• Task prompt
For each line below that includes the word "values", make a copy.

------------------------------------

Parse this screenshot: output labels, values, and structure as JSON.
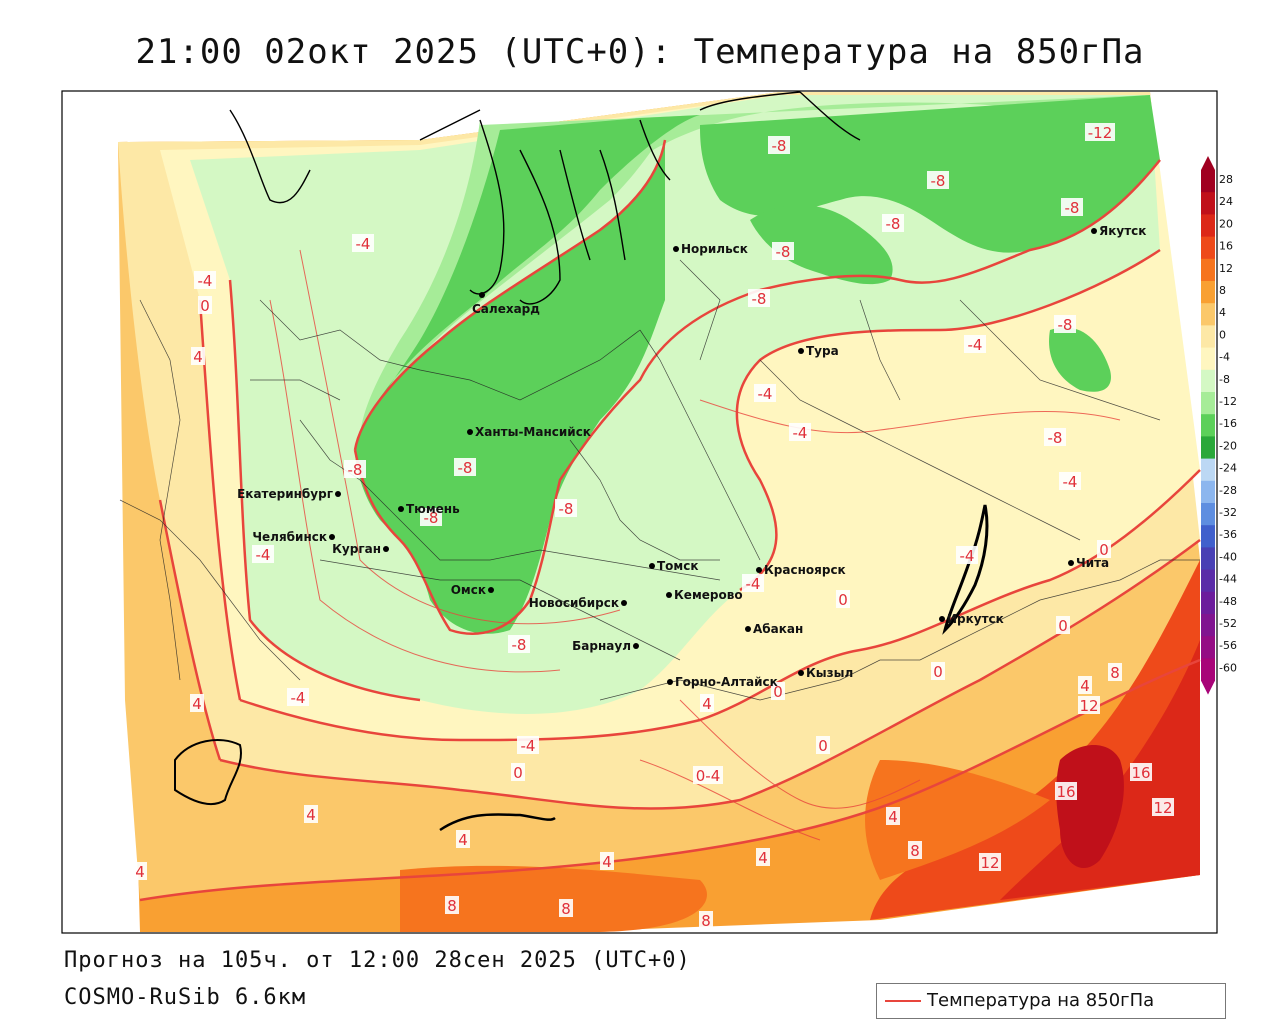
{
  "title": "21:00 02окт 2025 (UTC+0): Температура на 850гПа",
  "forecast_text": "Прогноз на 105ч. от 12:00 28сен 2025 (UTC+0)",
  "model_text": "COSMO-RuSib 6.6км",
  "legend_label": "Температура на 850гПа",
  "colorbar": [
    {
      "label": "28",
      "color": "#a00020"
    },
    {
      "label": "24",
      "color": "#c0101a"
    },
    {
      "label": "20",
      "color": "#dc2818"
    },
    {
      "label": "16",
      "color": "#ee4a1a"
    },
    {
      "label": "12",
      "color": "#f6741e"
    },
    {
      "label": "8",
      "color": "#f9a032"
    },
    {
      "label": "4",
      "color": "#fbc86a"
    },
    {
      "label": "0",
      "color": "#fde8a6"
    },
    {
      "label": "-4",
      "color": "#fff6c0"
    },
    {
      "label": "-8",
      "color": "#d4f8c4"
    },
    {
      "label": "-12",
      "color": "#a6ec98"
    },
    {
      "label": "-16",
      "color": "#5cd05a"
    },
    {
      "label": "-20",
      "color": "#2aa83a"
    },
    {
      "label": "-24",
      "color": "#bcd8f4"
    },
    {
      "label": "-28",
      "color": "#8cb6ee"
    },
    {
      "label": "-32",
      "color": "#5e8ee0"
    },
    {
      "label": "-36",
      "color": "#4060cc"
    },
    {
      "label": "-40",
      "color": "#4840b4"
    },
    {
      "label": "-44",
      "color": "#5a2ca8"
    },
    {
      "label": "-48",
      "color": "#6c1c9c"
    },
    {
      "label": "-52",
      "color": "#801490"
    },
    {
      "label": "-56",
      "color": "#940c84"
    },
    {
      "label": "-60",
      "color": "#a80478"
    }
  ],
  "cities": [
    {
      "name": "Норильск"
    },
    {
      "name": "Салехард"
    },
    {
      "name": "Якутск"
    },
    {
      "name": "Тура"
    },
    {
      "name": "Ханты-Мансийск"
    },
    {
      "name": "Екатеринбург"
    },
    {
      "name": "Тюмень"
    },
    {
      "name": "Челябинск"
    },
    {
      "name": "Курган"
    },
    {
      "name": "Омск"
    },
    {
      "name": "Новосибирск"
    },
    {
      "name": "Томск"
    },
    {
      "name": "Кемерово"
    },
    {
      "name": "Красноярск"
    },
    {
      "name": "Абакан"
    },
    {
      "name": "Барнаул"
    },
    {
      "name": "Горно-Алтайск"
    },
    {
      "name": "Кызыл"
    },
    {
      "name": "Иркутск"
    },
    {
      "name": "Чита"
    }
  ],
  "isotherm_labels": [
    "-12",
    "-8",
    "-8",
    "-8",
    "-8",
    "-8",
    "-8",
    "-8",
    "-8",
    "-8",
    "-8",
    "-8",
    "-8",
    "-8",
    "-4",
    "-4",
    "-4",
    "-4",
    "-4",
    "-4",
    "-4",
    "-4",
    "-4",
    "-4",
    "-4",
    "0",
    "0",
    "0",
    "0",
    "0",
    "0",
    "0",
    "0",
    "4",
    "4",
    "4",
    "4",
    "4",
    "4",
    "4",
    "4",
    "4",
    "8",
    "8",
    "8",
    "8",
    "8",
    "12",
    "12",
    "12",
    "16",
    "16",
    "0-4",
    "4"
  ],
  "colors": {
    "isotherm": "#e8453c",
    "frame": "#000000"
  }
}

------------------------------------

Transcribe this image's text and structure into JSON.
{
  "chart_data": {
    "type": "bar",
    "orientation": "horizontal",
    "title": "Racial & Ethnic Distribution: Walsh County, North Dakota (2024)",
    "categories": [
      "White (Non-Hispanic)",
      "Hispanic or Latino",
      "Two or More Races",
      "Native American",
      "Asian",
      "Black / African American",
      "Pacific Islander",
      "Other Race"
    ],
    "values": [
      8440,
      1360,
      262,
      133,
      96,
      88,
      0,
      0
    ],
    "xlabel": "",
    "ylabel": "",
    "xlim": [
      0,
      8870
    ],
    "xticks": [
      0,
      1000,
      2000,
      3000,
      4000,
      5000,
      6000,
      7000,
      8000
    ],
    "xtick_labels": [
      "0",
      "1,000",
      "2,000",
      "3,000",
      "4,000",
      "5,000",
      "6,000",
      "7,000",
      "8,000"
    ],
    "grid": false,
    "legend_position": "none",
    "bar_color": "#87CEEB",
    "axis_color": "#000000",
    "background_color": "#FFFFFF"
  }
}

------------------------------------

• Reply
Parse this screenshot: output labels, values, and structure as JSON.
    "values": [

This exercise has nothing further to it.